AIM:
State how many lines of the entries hold the string "False", and output nothing but that count.

EXCERPTED DATA:
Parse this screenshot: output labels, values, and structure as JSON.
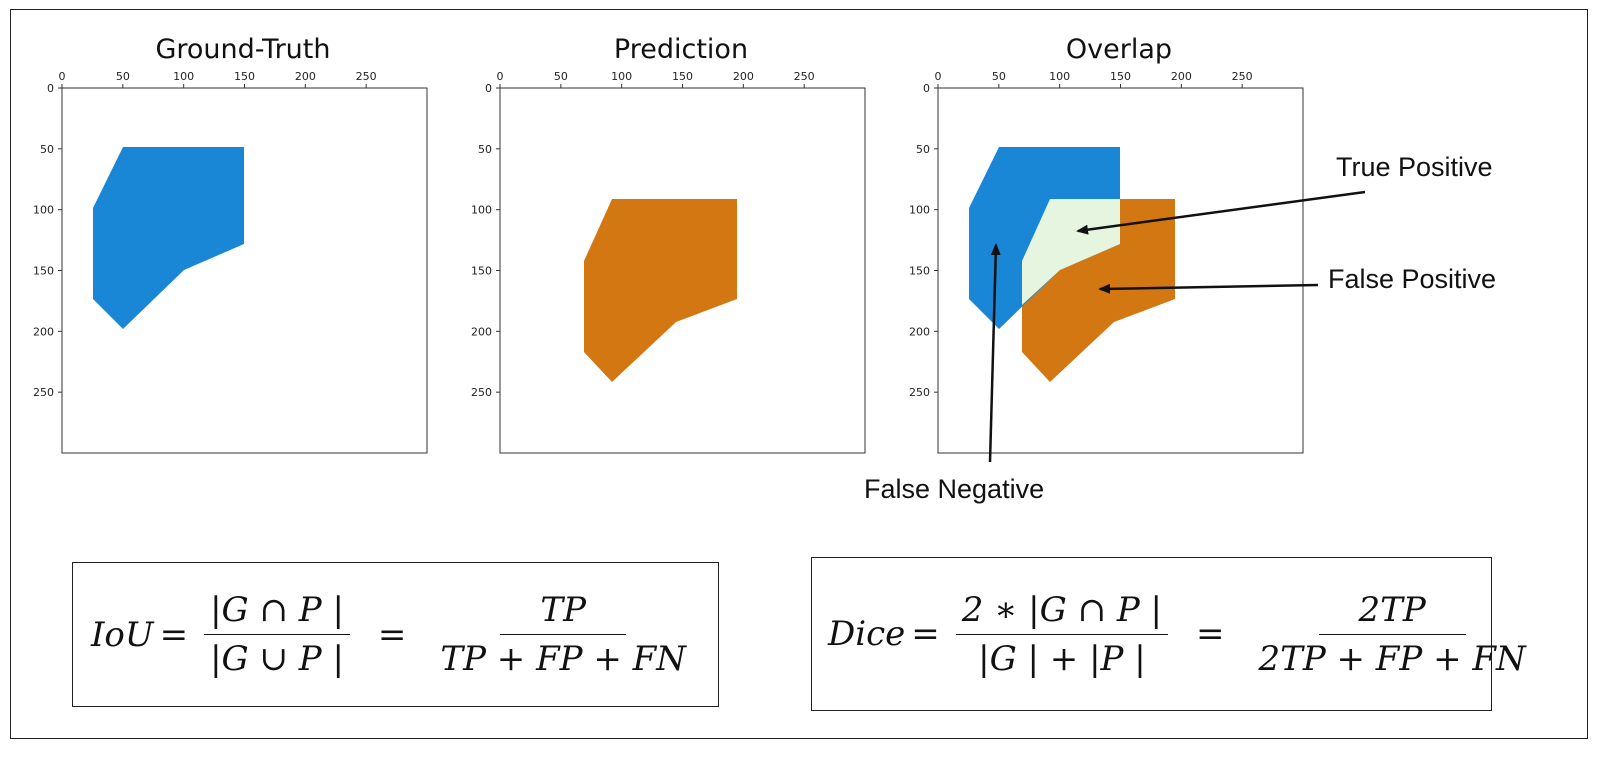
{
  "panels": [
    {
      "title": "Ground-Truth",
      "x_ticks": [
        "0",
        "50",
        "100",
        "150",
        "200",
        "250"
      ],
      "y_ticks": [
        "0",
        "50",
        "100",
        "150",
        "200",
        "250"
      ]
    },
    {
      "title": "Prediction",
      "x_ticks": [
        "0",
        "50",
        "100",
        "150",
        "200",
        "250"
      ],
      "y_ticks": [
        "0",
        "50",
        "100",
        "150",
        "200",
        "250"
      ]
    },
    {
      "title": "Overlap",
      "x_ticks": [
        "0",
        "50",
        "100",
        "150",
        "200",
        "250"
      ],
      "y_ticks": [
        "0",
        "50",
        "100",
        "150",
        "200",
        "250"
      ]
    }
  ],
  "callouts": {
    "true_positive": "True Positive",
    "false_positive": "False Positive",
    "false_negative": "False Negative"
  },
  "colors": {
    "ground_truth": "#1a86d6",
    "prediction": "#d37712",
    "true_positive": "#e5f5e0"
  },
  "iou": {
    "lhs": "IoU",
    "eq": "=",
    "num1": "|G ∩ P |",
    "den1": "|G ∪ P |",
    "eq2": "=",
    "num2": "TP",
    "den2": "TP + FP + FN"
  },
  "dice": {
    "lhs": "Dice",
    "eq": "=",
    "num1": "2 ∗ |G ∩ P |",
    "den1": "|G | + |P |",
    "eq2": "=",
    "num2": "2TP",
    "den2": "2TP + FP + FN"
  }
}
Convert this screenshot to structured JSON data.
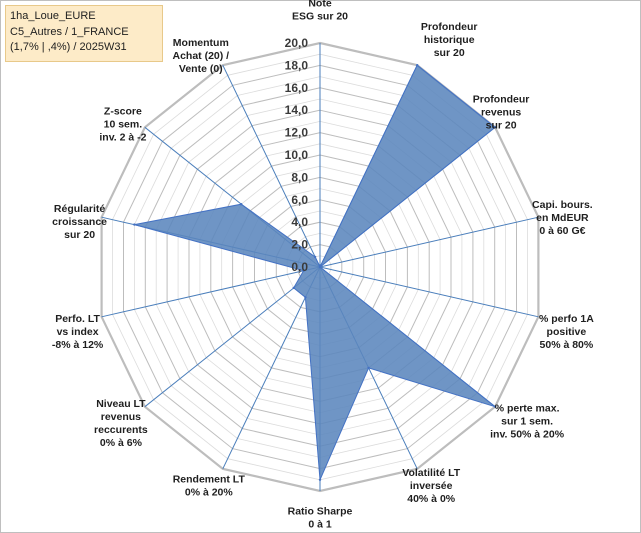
{
  "info": {
    "line1": "1ha_Loue_EURE",
    "line2": "C5_Autres / 1_FRANCE",
    "line3": "(1,7% | ,4%) / 2025W31"
  },
  "chart_data": {
    "type": "radar",
    "range": [
      0,
      20
    ],
    "ticks": [
      "0,0",
      "2,0",
      "4,0",
      "6,0",
      "8,0",
      "10,0",
      "12,0",
      "14,0",
      "16,0",
      "18,0",
      "20,0"
    ],
    "grid": true,
    "fill_color": "#5b86bd",
    "line_color": "#4472c4",
    "axes": [
      {
        "label": [
          "Note",
          "ESG sur 20"
        ],
        "value": 0
      },
      {
        "label": [
          "Profondeur",
          "historique",
          "sur 20"
        ],
        "value": 20
      },
      {
        "label": [
          "Profondeur",
          "revenus",
          "sur 20"
        ],
        "value": 20
      },
      {
        "label": [
          "Capi. bours.",
          "en MdEUR",
          "0 à 60 G€"
        ],
        "value": 0
      },
      {
        "label": [
          "% perfo 1A",
          "positive",
          "50% à 80%"
        ],
        "value": 0
      },
      {
        "label": [
          "% perte max.",
          "sur 1 sem.",
          "inv. 50% à 20%"
        ],
        "value": 20
      },
      {
        "label": [
          "Volatilité LT",
          "inversée",
          "40% à 0%"
        ],
        "value": 10
      },
      {
        "label": [
          "Ratio Sharpe",
          "0 à 1"
        ],
        "value": 19
      },
      {
        "label": [
          "Rendement LT",
          "0% à 20%"
        ],
        "value": 3
      },
      {
        "label": [
          "Niveau LT",
          "revenus",
          "reccurents",
          "0% à 6%"
        ],
        "value": 3
      },
      {
        "label": [
          "Perfo. LT",
          "vs index",
          "-8% à 12%"
        ],
        "value": 1.5
      },
      {
        "label": [
          "Régularité",
          "croissance",
          "sur 20"
        ],
        "value": 17
      },
      {
        "label": [
          "Z-score",
          "10 sem.",
          "inv. 2 à -2"
        ],
        "value": 9
      },
      {
        "label": [
          "Momentum",
          "Achat (20) /",
          "Vente (0)"
        ],
        "value": 1
      }
    ]
  }
}
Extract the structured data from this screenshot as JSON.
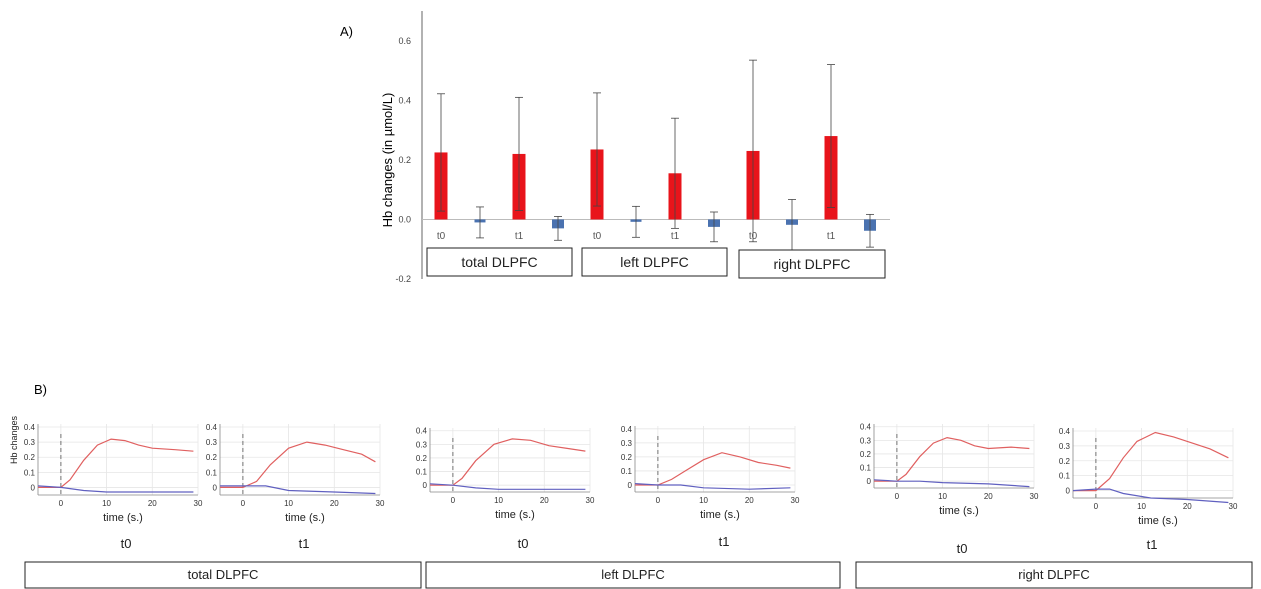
{
  "panel_a": {
    "label": "A)",
    "ylabel": "Hb changes (in µmol/L)",
    "yticks": [
      "0.6",
      "0.4",
      "0.2",
      "0.0",
      "-0.2"
    ],
    "ytick_values": [
      0.6,
      0.4,
      0.2,
      0.0,
      -0.2
    ],
    "group_boxes": [
      "total DLPFC",
      "left DLPFC",
      "right DLPFC"
    ]
  },
  "panel_b": {
    "label": "B)",
    "ylabel": "Hb changes",
    "xlabel": "time (s.)",
    "region_boxes": [
      "total DLPFC",
      "left DLPFC",
      "right DLPFC"
    ]
  },
  "colors": {
    "hbo": "#e8141b",
    "hbr": "#4a72b0",
    "hbo_line": "#e06060",
    "hbr_line": "#6060c0"
  },
  "chart_data": [
    {
      "type": "bar",
      "title": "",
      "ylabel": "Hb changes (in µmol/L)",
      "ylim": [
        -0.2,
        0.7
      ],
      "categories": [
        "t0",
        "",
        "t1",
        "",
        "t0",
        "",
        "t1",
        "",
        "t0",
        "",
        "t1",
        ""
      ],
      "groups": [
        "total DLPFC",
        "left DLPFC",
        "right DLPFC"
      ],
      "bars": [
        {
          "label": "t0",
          "group": "total DLPFC",
          "type": "HbO",
          "value": 0.225,
          "error": 0.197
        },
        {
          "label": "",
          "group": "total DLPFC",
          "type": "HbR",
          "value": -0.01,
          "error": 0.052
        },
        {
          "label": "t1",
          "group": "total DLPFC",
          "type": "HbO",
          "value": 0.22,
          "error": 0.19
        },
        {
          "label": "",
          "group": "total DLPFC",
          "type": "HbR",
          "value": -0.03,
          "error": 0.04
        },
        {
          "label": "t0",
          "group": "left DLPFC",
          "type": "HbO",
          "value": 0.235,
          "error": 0.19
        },
        {
          "label": "",
          "group": "left DLPFC",
          "type": "HbR",
          "value": -0.008,
          "error": 0.052
        },
        {
          "label": "t1",
          "group": "left DLPFC",
          "type": "HbO",
          "value": 0.155,
          "error": 0.185
        },
        {
          "label": "",
          "group": "left DLPFC",
          "type": "HbR",
          "value": -0.025,
          "error": 0.05
        },
        {
          "label": "t0",
          "group": "right DLPFC",
          "type": "HbO",
          "value": 0.23,
          "error": 0.305
        },
        {
          "label": "",
          "group": "right DLPFC",
          "type": "HbR",
          "value": -0.018,
          "error": 0.085
        },
        {
          "label": "t1",
          "group": "right DLPFC",
          "type": "HbO",
          "value": 0.28,
          "error": 0.24
        },
        {
          "label": "",
          "group": "right DLPFC",
          "type": "HbR",
          "value": -0.038,
          "error": 0.055
        }
      ]
    },
    {
      "type": "line",
      "xlabel": "time (s.)",
      "ylabel": "Hb changes",
      "xlim": [
        -5,
        30
      ],
      "xticks": [
        0,
        10,
        20,
        30
      ],
      "panels": [
        {
          "label": "t0",
          "region": "total DLPFC",
          "hbo": [
            [
              -5,
              0.0
            ],
            [
              0,
              0.0
            ],
            [
              2,
              0.05
            ],
            [
              5,
              0.18
            ],
            [
              8,
              0.28
            ],
            [
              11,
              0.32
            ],
            [
              14,
              0.31
            ],
            [
              17,
              0.28
            ],
            [
              20,
              0.26
            ],
            [
              25,
              0.25
            ],
            [
              29,
              0.24
            ]
          ],
          "hbr": [
            [
              -5,
              0.01
            ],
            [
              0,
              0.0
            ],
            [
              5,
              -0.02
            ],
            [
              10,
              -0.03
            ],
            [
              20,
              -0.03
            ],
            [
              29,
              -0.03
            ]
          ]
        },
        {
          "label": "t1",
          "region": "total DLPFC",
          "hbo": [
            [
              -5,
              0.0
            ],
            [
              0,
              0.0
            ],
            [
              3,
              0.04
            ],
            [
              6,
              0.15
            ],
            [
              10,
              0.26
            ],
            [
              14,
              0.3
            ],
            [
              18,
              0.28
            ],
            [
              22,
              0.25
            ],
            [
              26,
              0.22
            ],
            [
              29,
              0.17
            ]
          ],
          "hbr": [
            [
              -5,
              0.01
            ],
            [
              0,
              0.01
            ],
            [
              5,
              0.01
            ],
            [
              10,
              -0.02
            ],
            [
              20,
              -0.03
            ],
            [
              29,
              -0.04
            ]
          ]
        },
        {
          "label": "t0",
          "region": "left DLPFC",
          "hbo": [
            [
              -5,
              0.0
            ],
            [
              0,
              0.0
            ],
            [
              2,
              0.05
            ],
            [
              5,
              0.18
            ],
            [
              9,
              0.3
            ],
            [
              13,
              0.34
            ],
            [
              17,
              0.33
            ],
            [
              21,
              0.29
            ],
            [
              25,
              0.27
            ],
            [
              29,
              0.25
            ]
          ],
          "hbr": [
            [
              -5,
              0.01
            ],
            [
              0,
              0.0
            ],
            [
              5,
              -0.02
            ],
            [
              10,
              -0.03
            ],
            [
              20,
              -0.03
            ],
            [
              29,
              -0.03
            ]
          ]
        },
        {
          "label": "t1",
          "region": "left DLPFC",
          "hbo": [
            [
              -5,
              0.0
            ],
            [
              0,
              0.0
            ],
            [
              3,
              0.04
            ],
            [
              6,
              0.1
            ],
            [
              10,
              0.18
            ],
            [
              14,
              0.23
            ],
            [
              18,
              0.2
            ],
            [
              22,
              0.16
            ],
            [
              26,
              0.14
            ],
            [
              29,
              0.12
            ]
          ],
          "hbr": [
            [
              -5,
              0.01
            ],
            [
              0,
              0.0
            ],
            [
              5,
              0.0
            ],
            [
              10,
              -0.02
            ],
            [
              20,
              -0.03
            ],
            [
              29,
              -0.02
            ]
          ]
        },
        {
          "label": "t0",
          "region": "right DLPFC",
          "hbo": [
            [
              -5,
              0.0
            ],
            [
              0,
              0.0
            ],
            [
              2,
              0.05
            ],
            [
              5,
              0.18
            ],
            [
              8,
              0.28
            ],
            [
              11,
              0.32
            ],
            [
              14,
              0.3
            ],
            [
              17,
              0.26
            ],
            [
              20,
              0.24
            ],
            [
              25,
              0.25
            ],
            [
              29,
              0.24
            ]
          ],
          "hbr": [
            [
              -5,
              0.01
            ],
            [
              0,
              0.0
            ],
            [
              5,
              0.0
            ],
            [
              10,
              -0.01
            ],
            [
              20,
              -0.02
            ],
            [
              29,
              -0.04
            ]
          ]
        },
        {
          "label": "t1",
          "region": "right DLPFC",
          "hbo": [
            [
              -5,
              0.0
            ],
            [
              0,
              0.0
            ],
            [
              3,
              0.08
            ],
            [
              6,
              0.22
            ],
            [
              9,
              0.33
            ],
            [
              13,
              0.39
            ],
            [
              17,
              0.36
            ],
            [
              21,
              0.32
            ],
            [
              25,
              0.28
            ],
            [
              29,
              0.22
            ]
          ],
          "hbr": [
            [
              -5,
              0.0
            ],
            [
              0,
              0.01
            ],
            [
              3,
              0.01
            ],
            [
              6,
              -0.02
            ],
            [
              12,
              -0.05
            ],
            [
              20,
              -0.06
            ],
            [
              29,
              -0.08
            ]
          ]
        }
      ]
    }
  ]
}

TASK SOLUTION:
2